Instructions for the task:
Wherever a line in the data below holds "name", copy that line.

··· Data excerpts

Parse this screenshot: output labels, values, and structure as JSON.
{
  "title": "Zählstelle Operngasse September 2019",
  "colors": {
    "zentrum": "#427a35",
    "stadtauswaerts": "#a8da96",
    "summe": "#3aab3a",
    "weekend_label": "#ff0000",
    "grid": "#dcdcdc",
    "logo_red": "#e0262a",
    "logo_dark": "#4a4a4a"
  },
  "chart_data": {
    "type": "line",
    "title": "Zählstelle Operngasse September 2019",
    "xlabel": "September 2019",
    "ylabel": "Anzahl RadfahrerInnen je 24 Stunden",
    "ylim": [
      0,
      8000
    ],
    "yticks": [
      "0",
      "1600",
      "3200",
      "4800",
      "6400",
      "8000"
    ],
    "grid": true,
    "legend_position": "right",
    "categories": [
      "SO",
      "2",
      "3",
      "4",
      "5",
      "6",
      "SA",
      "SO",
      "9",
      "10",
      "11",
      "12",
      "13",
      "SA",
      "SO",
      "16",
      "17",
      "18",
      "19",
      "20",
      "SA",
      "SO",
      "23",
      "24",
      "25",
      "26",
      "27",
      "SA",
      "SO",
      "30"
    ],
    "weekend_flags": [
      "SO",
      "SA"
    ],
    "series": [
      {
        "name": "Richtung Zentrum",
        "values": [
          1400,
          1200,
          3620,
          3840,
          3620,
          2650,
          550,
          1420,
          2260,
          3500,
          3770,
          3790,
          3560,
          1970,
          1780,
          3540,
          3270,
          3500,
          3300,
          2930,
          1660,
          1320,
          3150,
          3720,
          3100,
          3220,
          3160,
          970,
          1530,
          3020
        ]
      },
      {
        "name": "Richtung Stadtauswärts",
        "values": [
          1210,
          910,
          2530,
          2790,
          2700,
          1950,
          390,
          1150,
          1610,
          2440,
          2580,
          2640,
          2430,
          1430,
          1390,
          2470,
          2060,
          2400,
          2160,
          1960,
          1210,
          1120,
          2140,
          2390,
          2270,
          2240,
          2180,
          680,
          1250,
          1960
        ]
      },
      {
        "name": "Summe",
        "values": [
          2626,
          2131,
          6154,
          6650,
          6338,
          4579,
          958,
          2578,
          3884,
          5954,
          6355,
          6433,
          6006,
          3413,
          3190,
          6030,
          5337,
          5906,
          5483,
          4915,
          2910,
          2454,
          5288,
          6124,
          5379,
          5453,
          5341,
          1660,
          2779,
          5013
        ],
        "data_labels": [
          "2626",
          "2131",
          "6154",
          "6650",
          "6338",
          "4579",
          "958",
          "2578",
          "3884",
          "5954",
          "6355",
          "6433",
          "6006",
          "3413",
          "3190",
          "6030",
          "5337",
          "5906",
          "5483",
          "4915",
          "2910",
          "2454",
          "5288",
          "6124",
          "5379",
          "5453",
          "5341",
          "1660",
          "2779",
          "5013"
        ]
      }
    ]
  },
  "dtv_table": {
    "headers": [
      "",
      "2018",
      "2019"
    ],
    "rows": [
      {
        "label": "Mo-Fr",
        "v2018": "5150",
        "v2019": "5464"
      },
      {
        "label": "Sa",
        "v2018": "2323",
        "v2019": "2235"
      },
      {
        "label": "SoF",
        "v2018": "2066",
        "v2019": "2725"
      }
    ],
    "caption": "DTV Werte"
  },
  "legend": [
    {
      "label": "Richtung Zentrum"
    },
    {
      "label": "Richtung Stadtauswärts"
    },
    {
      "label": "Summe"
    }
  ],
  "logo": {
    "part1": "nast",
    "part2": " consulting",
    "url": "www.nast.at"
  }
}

······

Answer to this problem:
        "name": "Richtung Zentrum",
        "name": "Richtung Stadtauswärts",
        "name": "Summe",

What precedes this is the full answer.